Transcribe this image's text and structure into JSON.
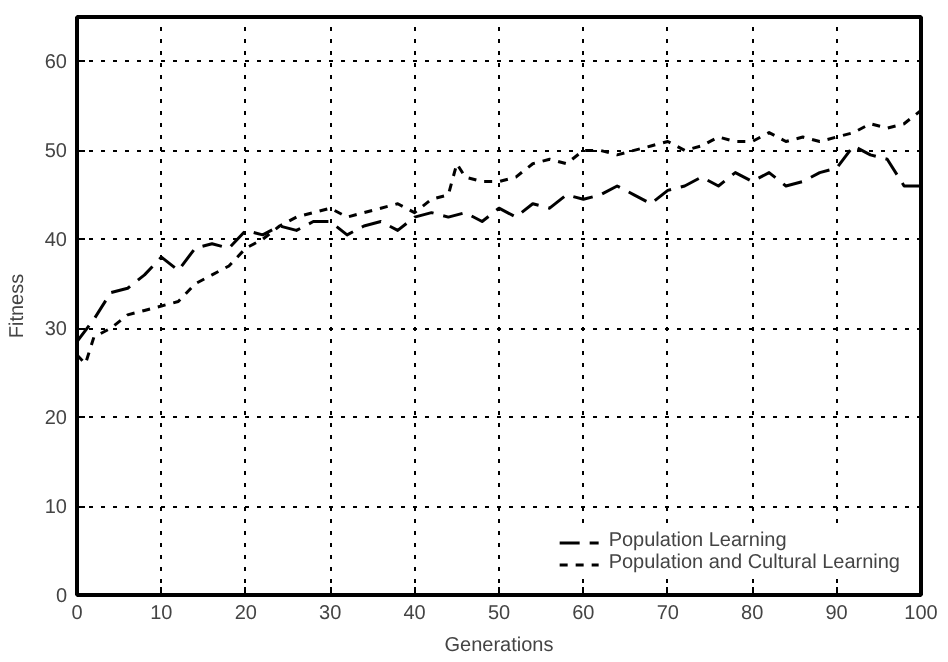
{
  "chart_data": {
    "type": "line",
    "xlabel": "Generations",
    "ylabel": "Fitness",
    "xlim": [
      0,
      100
    ],
    "ylim": [
      0,
      65
    ],
    "xticks": [
      0,
      10,
      20,
      30,
      40,
      50,
      60,
      70,
      80,
      90,
      100
    ],
    "yticks": [
      0,
      10,
      20,
      30,
      40,
      50,
      60
    ],
    "grid": true,
    "legend": "bottom right",
    "marker": "none",
    "series": [
      {
        "name": "Population Learning",
        "color": "#000000",
        "line_style": "dashed",
        "x": [
          0,
          2,
          4,
          6,
          8,
          10,
          12,
          14,
          16,
          18,
          20,
          22,
          24,
          26,
          28,
          30,
          32,
          34,
          36,
          38,
          40,
          42,
          44,
          46,
          48,
          50,
          52,
          54,
          56,
          58,
          60,
          62,
          64,
          66,
          68,
          70,
          72,
          74,
          76,
          78,
          80,
          82,
          84,
          86,
          88,
          90,
          92,
          94,
          96,
          98,
          100
        ],
        "values": [
          28.5,
          31,
          34,
          34.5,
          36,
          38,
          36.5,
          39,
          39.5,
          39,
          41,
          40.5,
          41.5,
          41,
          42,
          42,
          40.5,
          41.5,
          42,
          41,
          42.5,
          43,
          42.5,
          43,
          42,
          43.5,
          42.5,
          44,
          43.5,
          45,
          44.5,
          45,
          46,
          45,
          44,
          45.5,
          46,
          47,
          46,
          47.5,
          46.5,
          47.5,
          46,
          46.5,
          47.5,
          48,
          50.5,
          49.5,
          49,
          46,
          46
        ]
      },
      {
        "name": "Population and Cultural Learning",
        "color": "#000000",
        "line_style": "dotted",
        "x": [
          0,
          1,
          2,
          4,
          6,
          8,
          10,
          12,
          14,
          16,
          18,
          20,
          22,
          24,
          26,
          28,
          30,
          32,
          34,
          36,
          38,
          40,
          42,
          44,
          45,
          46,
          48,
          50,
          52,
          54,
          56,
          58,
          60,
          62,
          64,
          66,
          68,
          70,
          72,
          74,
          76,
          78,
          80,
          82,
          84,
          86,
          88,
          90,
          92,
          94,
          96,
          98,
          100
        ],
        "values": [
          27,
          26,
          29,
          30,
          31.5,
          32,
          32.5,
          33,
          35,
          36,
          37,
          39,
          40,
          41.5,
          42.5,
          43,
          43.5,
          42.5,
          43,
          43.5,
          44,
          43,
          44.5,
          45,
          48.5,
          47,
          46.5,
          46.5,
          47,
          48.5,
          49,
          48.5,
          50,
          50,
          49.5,
          50,
          50.5,
          51,
          50,
          50.5,
          51.5,
          51,
          51,
          52,
          51,
          51.5,
          51,
          51.5,
          52,
          53,
          52.5,
          53,
          54.5
        ]
      }
    ]
  }
}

____________

Job: Repeat the data in full and exactly. Omit pictures.

Answer for this exercise:
Transcribe this image's text and structure into JSON.
{
  "chart_data": {
    "type": "line",
    "xlabel": "Generations",
    "ylabel": "Fitness",
    "xlim": [
      0,
      100
    ],
    "ylim": [
      0,
      65
    ],
    "xticks": [
      0,
      10,
      20,
      30,
      40,
      50,
      60,
      70,
      80,
      90,
      100
    ],
    "yticks": [
      0,
      10,
      20,
      30,
      40,
      50,
      60
    ],
    "grid": true,
    "legend": "bottom right",
    "marker": "none",
    "series": [
      {
        "name": "Population Learning",
        "color": "#000000",
        "line_style": "dashed",
        "x": [
          0,
          2,
          4,
          6,
          8,
          10,
          12,
          14,
          16,
          18,
          20,
          22,
          24,
          26,
          28,
          30,
          32,
          34,
          36,
          38,
          40,
          42,
          44,
          46,
          48,
          50,
          52,
          54,
          56,
          58,
          60,
          62,
          64,
          66,
          68,
          70,
          72,
          74,
          76,
          78,
          80,
          82,
          84,
          86,
          88,
          90,
          92,
          94,
          96,
          98,
          100
        ],
        "values": [
          28.5,
          31,
          34,
          34.5,
          36,
          38,
          36.5,
          39,
          39.5,
          39,
          41,
          40.5,
          41.5,
          41,
          42,
          42,
          40.5,
          41.5,
          42,
          41,
          42.5,
          43,
          42.5,
          43,
          42,
          43.5,
          42.5,
          44,
          43.5,
          45,
          44.5,
          45,
          46,
          45,
          44,
          45.5,
          46,
          47,
          46,
          47.5,
          46.5,
          47.5,
          46,
          46.5,
          47.5,
          48,
          50.5,
          49.5,
          49,
          46,
          46
        ]
      },
      {
        "name": "Population and Cultural Learning",
        "color": "#000000",
        "line_style": "dotted",
        "x": [
          0,
          1,
          2,
          4,
          6,
          8,
          10,
          12,
          14,
          16,
          18,
          20,
          22,
          24,
          26,
          28,
          30,
          32,
          34,
          36,
          38,
          40,
          42,
          44,
          45,
          46,
          48,
          50,
          52,
          54,
          56,
          58,
          60,
          62,
          64,
          66,
          68,
          70,
          72,
          74,
          76,
          78,
          80,
          82,
          84,
          86,
          88,
          90,
          92,
          94,
          96,
          98,
          100
        ],
        "values": [
          27,
          26,
          29,
          30,
          31.5,
          32,
          32.5,
          33,
          35,
          36,
          37,
          39,
          40,
          41.5,
          42.5,
          43,
          43.5,
          42.5,
          43,
          43.5,
          44,
          43,
          44.5,
          45,
          48.5,
          47,
          46.5,
          46.5,
          47,
          48.5,
          49,
          48.5,
          50,
          50,
          49.5,
          50,
          50.5,
          51,
          50,
          50.5,
          51.5,
          51,
          51,
          52,
          51,
          51.5,
          51,
          51.5,
          52,
          53,
          52.5,
          53,
          54.5
        ]
      }
    ]
  }
}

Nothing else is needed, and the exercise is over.